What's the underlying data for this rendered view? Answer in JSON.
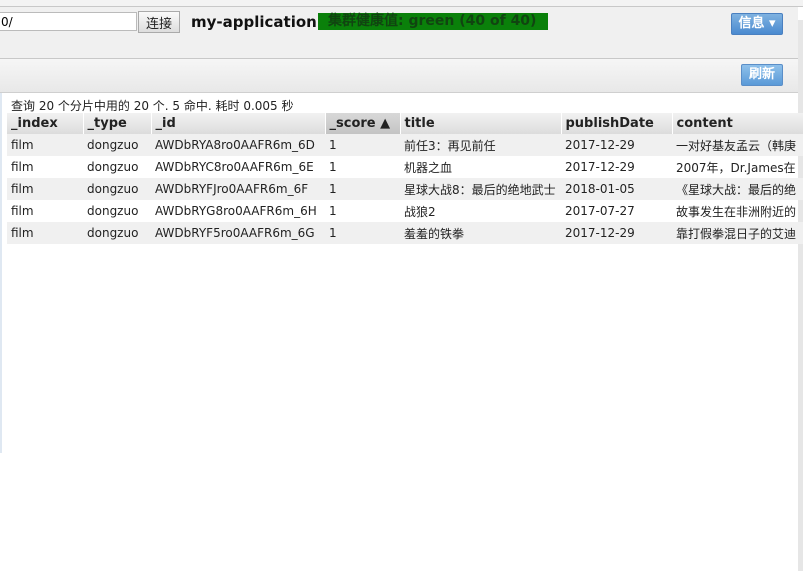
{
  "header": {
    "url_value": "0/",
    "connect_label": "连接",
    "app_name": "my-application",
    "health": "集群健康值: green (40 of 40)",
    "health_color": "#0a800a",
    "info_label": "信息 ▾"
  },
  "toolbar": {
    "refresh_label": "刷新"
  },
  "results": {
    "summary": "查询 20 个分片中用的 20 个. 5 命中. 耗时 0.005 秒",
    "columns": [
      "_index",
      "_type",
      "_id",
      "_score ▲",
      "title",
      "publishDate",
      "content"
    ],
    "rows": [
      [
        "film",
        "dongzuo",
        "AWDbRYA8ro0AAFR6m_6D",
        "1",
        "前任3：再见前任",
        "2017-12-29",
        "一对好基友孟云（韩庚"
      ],
      [
        "film",
        "dongzuo",
        "AWDbRYC8ro0AAFR6m_6E",
        "1",
        "机器之血",
        "2017-12-29",
        "2007年，Dr.James在"
      ],
      [
        "film",
        "dongzuo",
        "AWDbRYFJro0AAFR6m_6F",
        "1",
        "星球大战8：最后的绝地武士",
        "2018-01-05",
        "《星球大战：最后的绝"
      ],
      [
        "film",
        "dongzuo",
        "AWDbRYG8ro0AAFR6m_6H",
        "1",
        "战狼2",
        "2017-07-27",
        "故事发生在非洲附近的"
      ],
      [
        "film",
        "dongzuo",
        "AWDbRYF5ro0AAFR6m_6G",
        "1",
        "羞羞的铁拳",
        "2017-12-29",
        "靠打假拳混日子的艾迪"
      ]
    ]
  }
}
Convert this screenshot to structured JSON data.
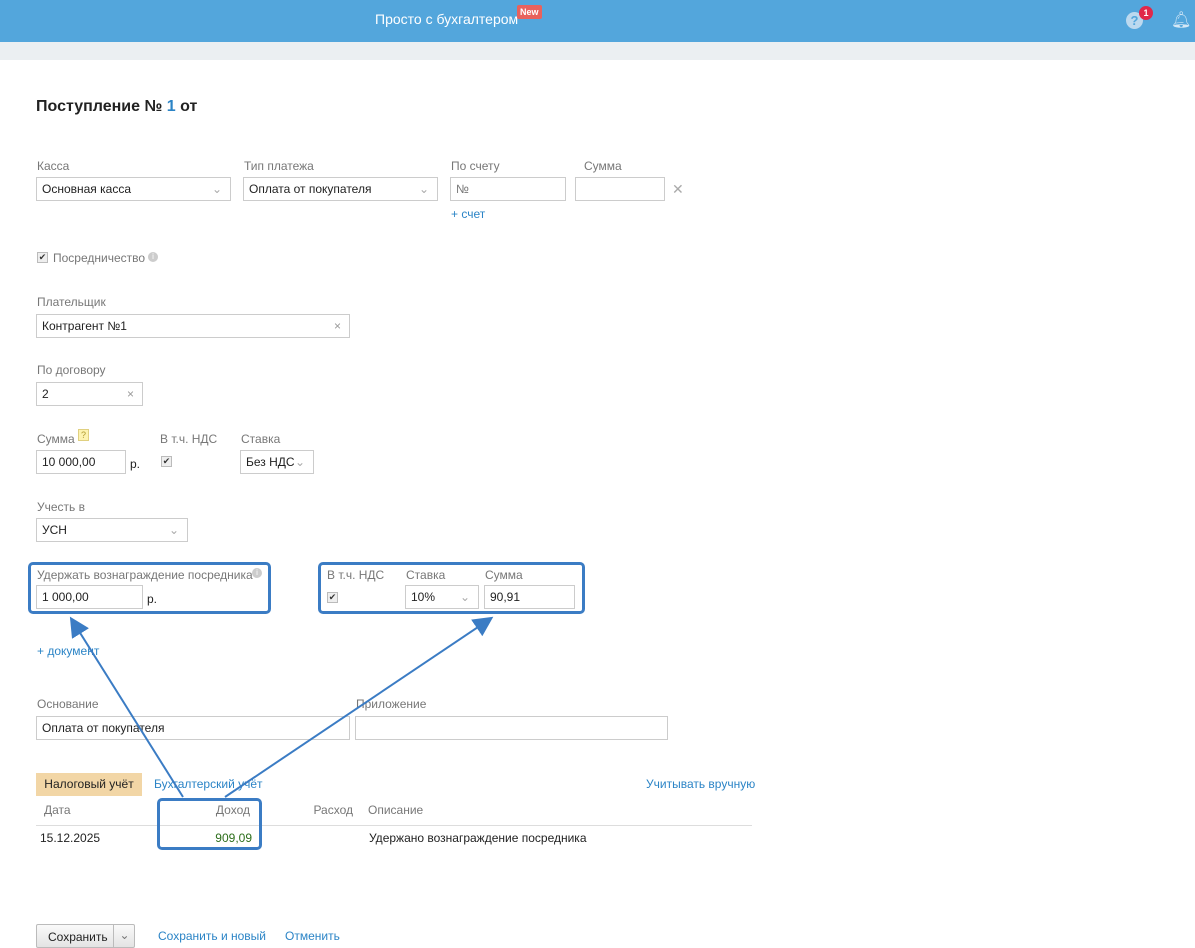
{
  "header": {
    "brand": "Просто с бухгалтером",
    "new_badge": "New",
    "help": "?",
    "notifications_count": "1"
  },
  "title": {
    "prefix": "Поступление №",
    "number": "1",
    "suffix": "от"
  },
  "kassa": {
    "label": "Касса",
    "value": "Основная касса"
  },
  "payment_type": {
    "label": "Тип платежа",
    "value": "Оплата от покупателя"
  },
  "invoice": {
    "label": "По счету",
    "placeholder": "№",
    "add": "+ счет"
  },
  "invoice_sum": {
    "label": "Сумма",
    "value": ""
  },
  "mediation": {
    "label": "Посредничество",
    "checked": true
  },
  "payer": {
    "label": "Плательщик",
    "value": "Контрагент №1"
  },
  "contract": {
    "label": "По договору",
    "value": "2"
  },
  "amount": {
    "label": "Сумма",
    "hint": "?",
    "value": "10 000,00",
    "currency": "р."
  },
  "vat_incl": {
    "label": "В т.ч. НДС",
    "checked": true
  },
  "rate": {
    "label": "Ставка",
    "value": "Без НДС"
  },
  "account_in": {
    "label": "Учесть в",
    "value": "УСН"
  },
  "fee": {
    "label": "Удержать вознаграждение посредника",
    "value": "1 000,00",
    "currency": "р."
  },
  "fee_vat": {
    "vat_label": "В т.ч. НДС",
    "checked": true,
    "rate_label": "Ставка",
    "rate": "10%",
    "sum_label": "Сумма",
    "sum": "90,91"
  },
  "add_document": "+ документ",
  "basis": {
    "label": "Основание",
    "value": "Оплата от покупателя"
  },
  "attachment": {
    "label": "Приложение",
    "value": ""
  },
  "tabs": {
    "tax": "Налоговый учёт",
    "accounting": "Бухгалтерский учёт",
    "manual": "Учитывать вручную"
  },
  "table": {
    "headers": [
      "Дата",
      "Доход",
      "Расход",
      "Описание"
    ],
    "rows": [
      {
        "date": "15.12.2025",
        "income": "909,09",
        "expense": "",
        "desc": "Удержано вознаграждение посредника"
      }
    ]
  },
  "footer": {
    "save": "Сохранить",
    "save_new": "Сохранить и новый",
    "cancel": "Отменить"
  }
}
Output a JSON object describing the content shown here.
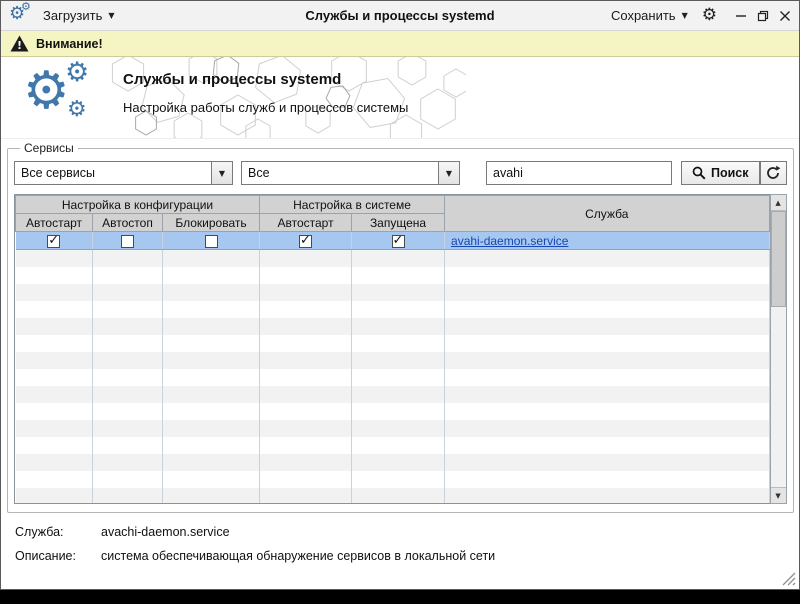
{
  "window": {
    "title": "Службы и процессы systemd",
    "load_label": "Загрузить",
    "save_label": "Сохранить"
  },
  "warning": {
    "label": "Внимание!"
  },
  "header": {
    "title": "Службы и процессы systemd",
    "subtitle": "Настройка работы служб и процессов системы"
  },
  "services_panel": {
    "legend": "Сервисы",
    "filter_service": {
      "value": "Все сервисы"
    },
    "filter_state": {
      "value": "Все"
    },
    "search": {
      "value": "avahi"
    },
    "search_button": "Поиск"
  },
  "table": {
    "group_headers": [
      "Настройка в конфигурации",
      "Настройка в системе",
      "Служба"
    ],
    "columns": [
      "Автостарт",
      "Автостоп",
      "Блокировать",
      "Автостарт",
      "Запущена"
    ],
    "rows": [
      {
        "checks": [
          true,
          false,
          false,
          true,
          true
        ],
        "service": "avahi-daemon.service",
        "selected": true
      }
    ],
    "empty_row_count": 15
  },
  "details": {
    "service_label": "Служба:",
    "service_value": "avachi-daemon.service",
    "description_label": "Описание:",
    "description_value": "система обеспечивающая обнаружение сервисов в локальной сети"
  },
  "colors": {
    "accent_blue": "#4178ab",
    "warning_bg": "#f5f5c3",
    "selected_row": "#a6c8f0",
    "link": "#1747b0",
    "header_gray": "#d2d2d2"
  }
}
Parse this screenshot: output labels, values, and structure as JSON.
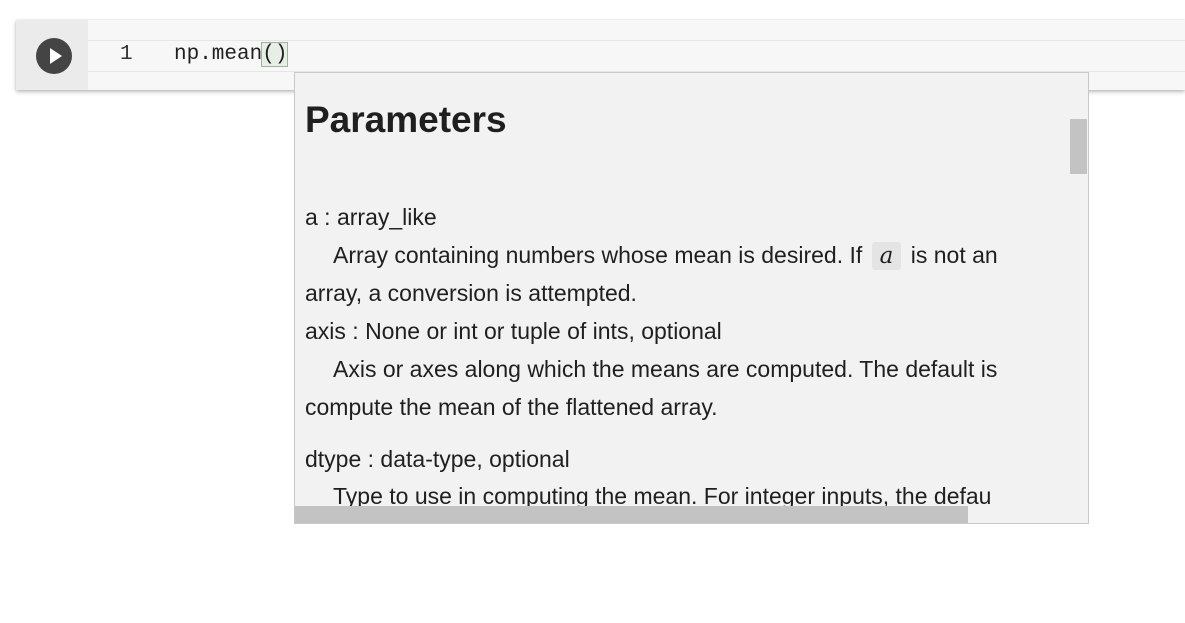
{
  "cell": {
    "run_icon": "play-icon",
    "line_number": "1",
    "code_prefix": "np.mean",
    "code_parens": "()"
  },
  "tooltip": {
    "heading": "Parameters",
    "param_a_sig": "a : array_like",
    "param_a_desc_1": "Array containing numbers whose mean is desired. If",
    "param_a_code": "a",
    "param_a_desc_2": "is not an",
    "param_a_desc_3": "array, a conversion is attempted.",
    "param_axis_sig": "axis : None or int or tuple of ints, optional",
    "param_axis_desc_1": "Axis or axes along which the means are computed. The default is",
    "param_axis_desc_2": "compute the mean of the flattened array.",
    "param_dtype_sig": "dtype : data-type, optional",
    "param_dtype_desc_1": "Type to use in computing the mean.  For integer inputs, the defau"
  },
  "colors": {
    "run_button": "#444444",
    "gutter": "#ebebeb",
    "tooltip_bg": "#f2f2f2",
    "scrollbar": "#c3c3c3"
  }
}
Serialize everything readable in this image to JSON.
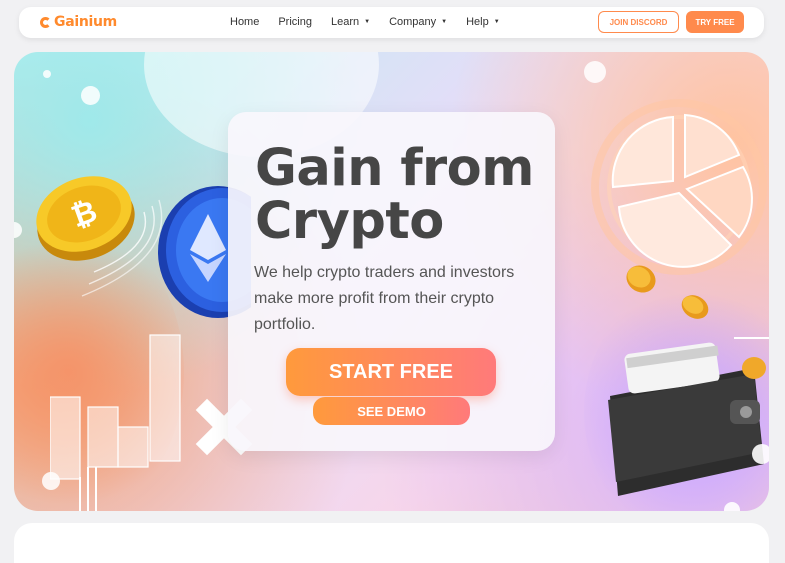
{
  "brand": {
    "name": "Gainium",
    "logo_icon": "gainium-logo-icon",
    "accent": "#ff8a4c"
  },
  "nav": {
    "items": [
      {
        "label": "Home",
        "has_dropdown": false
      },
      {
        "label": "Pricing",
        "has_dropdown": false
      },
      {
        "label": "Learn",
        "has_dropdown": true
      },
      {
        "label": "Company",
        "has_dropdown": true
      },
      {
        "label": "Help",
        "has_dropdown": true
      }
    ],
    "dropdown_glyph": "▼",
    "discord_label": "JOIN DISCORD",
    "try_label": "TRY FREE"
  },
  "hero": {
    "title_line1": "Gain from",
    "title_line2": "Crypto",
    "subtitle": "We help crypto traders and investors make more profit from their crypto portfolio.",
    "start_label": "START FREE",
    "demo_label": "SEE DEMO",
    "illustrations": [
      "bitcoin-coin-icon",
      "ethereum-coin-icon",
      "glass-bar-chart",
      "pie-chart",
      "gold-coins",
      "wallet-icon"
    ]
  }
}
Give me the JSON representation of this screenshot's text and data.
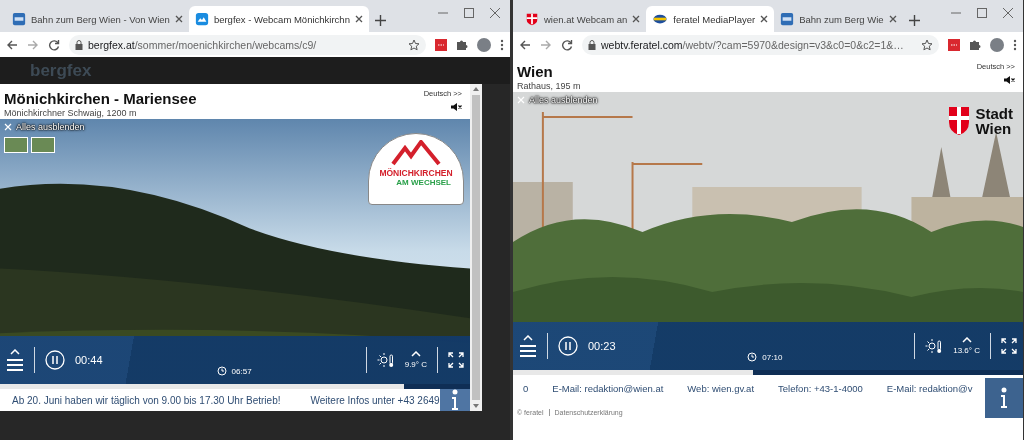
{
  "windows": [
    {
      "tabs": [
        {
          "title": "Bahn zum Berg Wien - Von Wien",
          "selected": false,
          "kind": "bzb"
        },
        {
          "title": "bergfex - Webcam Mönichkirchn",
          "selected": true,
          "kind": "bergfex"
        }
      ],
      "address": {
        "host": "bergfex.at",
        "path": "/sommer/moenichkirchen/webcams/c9/"
      },
      "site_header": {
        "logo": "bergfex"
      },
      "player": {
        "kind": "embedded",
        "title": "Mönichkirchen - Mariensee",
        "subtitle": "Mönichkirchner Schwaig, 1200 m",
        "language": "Deutsch >>",
        "hide_all": "Alles ausblenden",
        "camera": {
          "kind": "forest"
        },
        "thumbnails": true,
        "logo": {
          "kind": "mountain",
          "lines": [
            "MÖNICHKIRCHEN",
            "AM WECHSEL"
          ]
        },
        "elapsed": "00:44",
        "clock": "06:57",
        "temperature": "9.9° C",
        "progress": {
          "level": 0.86
        },
        "ticker": [
          "Ab 20. Juni haben wir täglich von 9.00 bis 17.30 Uhr Betrieb!",
          "Weitere Infos unter +43 2649"
        ],
        "scrollbar": true
      }
    },
    {
      "tabs": [
        {
          "title": "wien.at Webcam an",
          "selected": false,
          "kind": "wien"
        },
        {
          "title": "feratel MediaPlayer",
          "selected": true,
          "kind": "feratel"
        },
        {
          "title": "Bahn zum Berg Wie",
          "selected": false,
          "kind": "bzb"
        }
      ],
      "address": {
        "host": "webtv.feratel.com",
        "path": "/webtv/?cam=5970&design=v3&c0=0&c2=1&…"
      },
      "player": {
        "kind": "full",
        "title": "Wien",
        "subtitle": "Rathaus, 195 m",
        "language": "Deutsch >>",
        "hide_all": "Alles ausblenden",
        "camera": {
          "kind": "city"
        },
        "logo": {
          "kind": "shield",
          "lines": [
            "Stadt",
            "Wien"
          ]
        },
        "elapsed": "00:23",
        "clock": "07:10",
        "temperature": "13.6° C",
        "progress": {
          "level": 0.47
        },
        "ticker": [
          "0",
          "E-Mail: redaktion@wien.at",
          "Web: wien.gv.at",
          "Telefon: +43-1-4000",
          "E-Mail: redaktion@v"
        ]
      },
      "footer": [
        "© feratel",
        "Datenschutzerklärung"
      ]
    }
  ]
}
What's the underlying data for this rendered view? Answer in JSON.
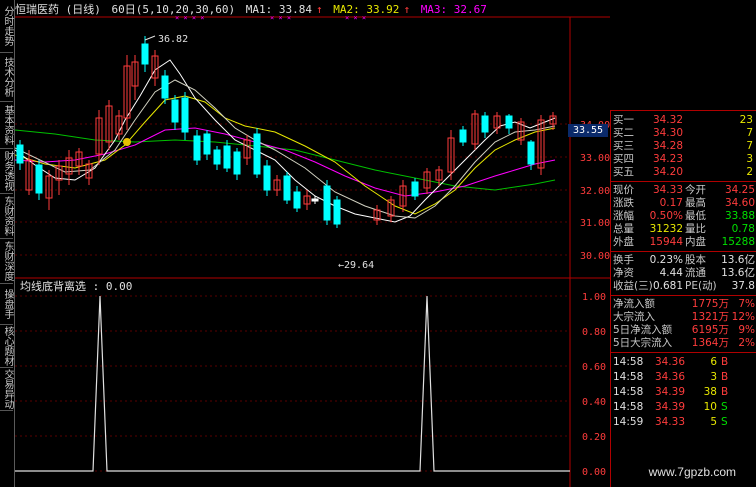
{
  "side_tabs": [
    "分时走势",
    "技术分析",
    "基本资料",
    "财务透视",
    "东财资料",
    "东财深度",
    "操盘手",
    "核心题材",
    "交易异动"
  ],
  "header": {
    "stock": "恒瑞医药 (日线)",
    "period": "60日(5,10,20,30,60)",
    "ma1": "MA1: 33.84",
    "ma2": "MA2: 33.92",
    "ma3": "MA3: 32.67"
  },
  "price_axis": [
    "34.00",
    "33.00",
    "32.00",
    "31.00",
    "30.00"
  ],
  "current_price": "33.55",
  "high_annotation": "36.82",
  "low_annotation": "←29.64",
  "indicator": {
    "title": "均线底背离选 : 0.00",
    "axis": [
      "1.00",
      "0.80",
      "0.60",
      "0.40",
      "0.20",
      "0.00"
    ]
  },
  "colors": {
    "up": "#ff3c3c",
    "down": "#00ffff",
    "ma1": "#ffffff",
    "ma2": "#e8e800",
    "ma3": "#ff00ff",
    "ma4": "#00c000"
  },
  "quote": {
    "bids": [
      {
        "label": "买一",
        "price": "34.32",
        "vol": "23"
      },
      {
        "label": "买二",
        "price": "34.30",
        "vol": "7"
      },
      {
        "label": "买三",
        "price": "34.28",
        "vol": "7"
      },
      {
        "label": "买四",
        "price": "34.23",
        "vol": "3"
      },
      {
        "label": "买五",
        "price": "34.20",
        "vol": "2"
      }
    ],
    "stats": [
      {
        "l1": "现价",
        "v1": "34.33",
        "l2": "今开",
        "v2": "34.25"
      },
      {
        "l1": "涨跌",
        "v1": "0.17",
        "l2": "最高",
        "v2": "34.60"
      },
      {
        "l1": "涨幅",
        "v1": "0.50%",
        "l2": "最低",
        "v2": "33.88"
      },
      {
        "l1": "总量",
        "v1": "31232",
        "l2": "量比",
        "v2": "0.78"
      },
      {
        "l1": "外盘",
        "v1": "15944",
        "l2": "内盘",
        "v2": "15288"
      }
    ],
    "stats2": [
      {
        "l1": "换手",
        "v1": "0.23%",
        "l2": "股本",
        "v2": "13.6亿"
      },
      {
        "l1": "净资",
        "v1": "4.44",
        "l2": "流通",
        "v2": "13.6亿"
      },
      {
        "l1": "收益(三)",
        "v1": "0.681",
        "l2": "PE(动)",
        "v2": "37.8"
      }
    ],
    "flows": [
      {
        "label": "净流入额",
        "v": "1775万",
        "p": "7%"
      },
      {
        "label": "大宗流入",
        "v": "1321万",
        "p": "12%"
      },
      {
        "label": "5日净流入额",
        "v": "6195万",
        "p": "9%"
      },
      {
        "label": "5日大宗流入",
        "v": "1364万",
        "p": "2%"
      }
    ],
    "ticks": [
      {
        "t": "14:58",
        "p": "34.36",
        "n": "6",
        "s": "B"
      },
      {
        "t": "14:58",
        "p": "34.36",
        "n": "3",
        "s": "B"
      },
      {
        "t": "14:58",
        "p": "34.39",
        "n": "38",
        "s": "B"
      },
      {
        "t": "14:58",
        "p": "34.39",
        "n": "10",
        "s": "S"
      },
      {
        "t": "14:59",
        "p": "34.33",
        "n": "5",
        "s": "S"
      }
    ]
  },
  "watermark": "www.7gpzb.com"
}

|---|

GIVEN REQUEST: Among the records above, find each line holding the string "path" and pull it out.

SOLUTION BELOW:
        "path": "/sommer/moenichkirchen/webcams/c9/"
        "path": "/webtv/?cam=5970&design=v3&c0=0&c2=1&…"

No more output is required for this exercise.